Exercise aim: Go through the lines below. Copy those with "PivotTable".

Provided data:
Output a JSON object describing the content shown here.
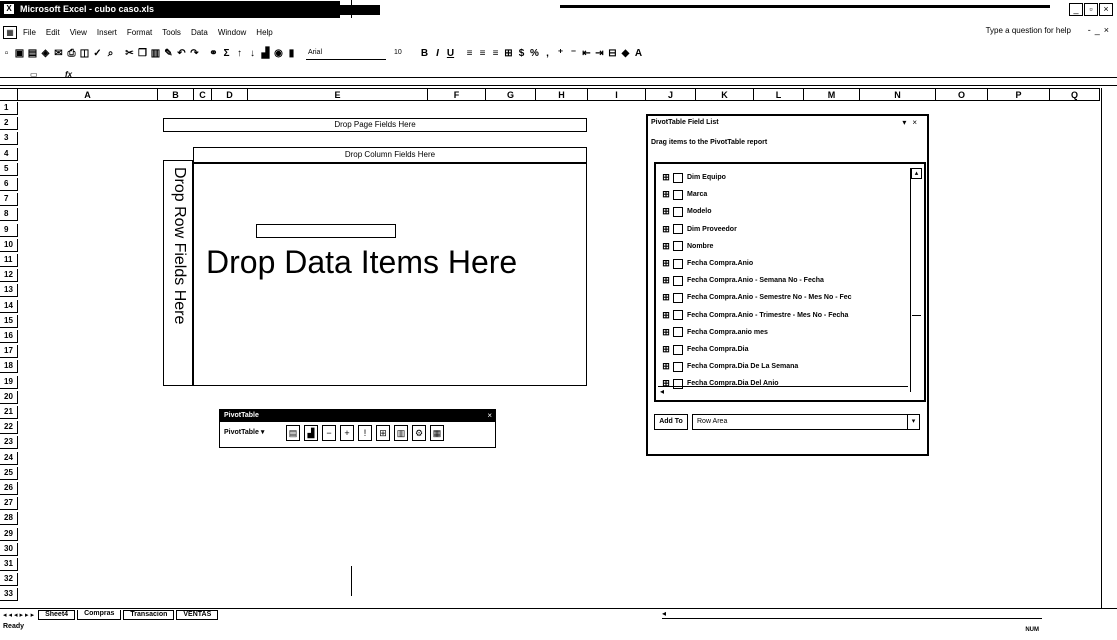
{
  "window": {
    "title": "Microsoft Excel - cubo caso.xls",
    "app_icon": "excel-icon"
  },
  "menu": {
    "items": [
      "File",
      "Edit",
      "View",
      "Insert",
      "Format",
      "Tools",
      "Data",
      "Window",
      "Help"
    ],
    "help_placeholder": "Type a question for help"
  },
  "toolbar": {
    "font_name": "Arial",
    "font_size": "10"
  },
  "columns": [
    "A",
    "B",
    "C",
    "D",
    "E",
    "F",
    "G",
    "H",
    "I",
    "J",
    "K",
    "L",
    "M",
    "N",
    "O",
    "P",
    "Q"
  ],
  "rows": [
    "1",
    "2",
    "3",
    "4",
    "5",
    "6",
    "7",
    "8",
    "9",
    "10",
    "11",
    "12",
    "13",
    "14",
    "15",
    "16",
    "17",
    "18",
    "19",
    "20",
    "21",
    "22",
    "23",
    "24",
    "25",
    "26",
    "27",
    "28",
    "29",
    "30",
    "31",
    "32",
    "33"
  ],
  "pivot": {
    "page_fields": "Drop Page Fields Here",
    "column_fields": "Drop Column Fields Here",
    "row_fields": "Drop Row Fields Here",
    "data_items": "Drop Data Items Here"
  },
  "pivot_toolbar": {
    "title": "PivotTable",
    "menu_label": "PivotTable ▾"
  },
  "field_list": {
    "title": "PivotTable Field List",
    "instructions": "Drag items to the PivotTable report",
    "fields": [
      "Dim Equipo",
      "Marca",
      "Modelo",
      "Dim Proveedor",
      "Nombre",
      "Fecha Compra.Anio",
      "Fecha Compra.Anio - Semana No - Fecha",
      "Fecha Compra.Anio - Semestre No - Mes No - Fec",
      "Fecha Compra.Anio - Trimestre - Mes No - Fecha",
      "Fecha Compra.anio mes",
      "Fecha Compra.Dia",
      "Fecha Compra.Dia De La Semana",
      "Fecha Compra.Dia Del Anio"
    ],
    "add_button": "Add To",
    "area_select": "Row Area"
  },
  "sheets": {
    "tabs": [
      "Sheet4",
      "Compras",
      "Transacion",
      "VENTAS"
    ],
    "active": "Compras"
  },
  "status": {
    "text": "Ready",
    "indicator": "NUM"
  }
}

Result for this exercise:
    "title": "PivotTable",
    "menu_label": "PivotTable ▾"
    "title": "PivotTable Field List",
    "instructions": "Drag items to the PivotTable report",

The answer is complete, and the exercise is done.